◆ **RECORDS**:
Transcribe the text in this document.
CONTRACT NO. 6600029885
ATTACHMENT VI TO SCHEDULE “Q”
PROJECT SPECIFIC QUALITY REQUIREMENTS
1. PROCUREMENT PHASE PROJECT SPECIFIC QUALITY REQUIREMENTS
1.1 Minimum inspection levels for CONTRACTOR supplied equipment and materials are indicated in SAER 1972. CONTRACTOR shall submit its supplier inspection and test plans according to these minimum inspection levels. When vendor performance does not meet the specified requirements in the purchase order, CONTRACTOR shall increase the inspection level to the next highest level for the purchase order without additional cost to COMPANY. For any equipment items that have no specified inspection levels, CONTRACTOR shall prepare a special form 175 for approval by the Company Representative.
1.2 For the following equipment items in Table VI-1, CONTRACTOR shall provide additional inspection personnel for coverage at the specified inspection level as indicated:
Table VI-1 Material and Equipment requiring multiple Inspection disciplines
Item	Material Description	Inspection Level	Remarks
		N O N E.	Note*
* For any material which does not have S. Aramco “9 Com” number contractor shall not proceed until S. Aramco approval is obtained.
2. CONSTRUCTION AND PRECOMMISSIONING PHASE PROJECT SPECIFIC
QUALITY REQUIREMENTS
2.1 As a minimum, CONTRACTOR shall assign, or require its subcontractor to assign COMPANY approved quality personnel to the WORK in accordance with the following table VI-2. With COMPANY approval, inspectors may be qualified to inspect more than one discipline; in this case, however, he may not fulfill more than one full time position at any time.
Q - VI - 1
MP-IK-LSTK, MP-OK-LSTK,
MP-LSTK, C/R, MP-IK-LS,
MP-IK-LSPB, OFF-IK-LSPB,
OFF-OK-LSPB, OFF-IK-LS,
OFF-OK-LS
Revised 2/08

◆ **TO DO**:
Take the lines above and retype all of them exactly.

◆ **ANSWER FOR THIS EXERCISE**:
Transcribe the text in this document.
CONTRACT NO. 6600029885
ATTACHMENT VI TO SCHEDULE “Q”
PROJECT SPECIFIC QUALITY REQUIREMENTS
1. PROCUREMENT PHASE PROJECT SPECIFIC QUALITY REQUIREMENTS
1.1 Minimum inspection levels for CONTRACTOR supplied equipment and materials are indicated in SAER 1972. CONTRACTOR shall submit its supplier inspection and test plans according to these minimum inspection levels. When vendor performance does not meet the specified requirements in the purchase order, CONTRACTOR shall increase the inspection level to the next highest level for the purchase order without additional cost to COMPANY. For any equipment items that have no specified inspection levels, CONTRACTOR shall prepare a special form 175 for approval by the Company Representative.
1.2 For the following equipment items in Table VI-1, CONTRACTOR shall provide additional inspection personnel for coverage at the specified inspection level as indicated:
Table VI-1 Material and Equipment requiring multiple Inspection disciplines
Item	Material Description	Inspection Level	Remarks
		N O N E.	Note*
* For any material which does not have S. Aramco “9 Com” number contractor shall not proceed until S. Aramco approval is obtained.
2. CONSTRUCTION AND PRECOMMISSIONING PHASE PROJECT SPECIFIC
QUALITY REQUIREMENTS
2.1 As a minimum, CONTRACTOR shall assign, or require its subcontractor to assign COMPANY approved quality personnel to the WORK in accordance with the following table VI-2. With COMPANY approval, inspectors may be qualified to inspect more than one discipline; in this case, however, he may not fulfill more than one full time position at any time.
Q - VI - 1
MP-IK-LSTK, MP-OK-LSTK,
MP-LSTK, C/R, MP-IK-LS,
MP-IK-LSPB, OFF-IK-LSPB,
OFF-OK-LSPB, OFF-IK-LS,
OFF-OK-LS
Revised 2/08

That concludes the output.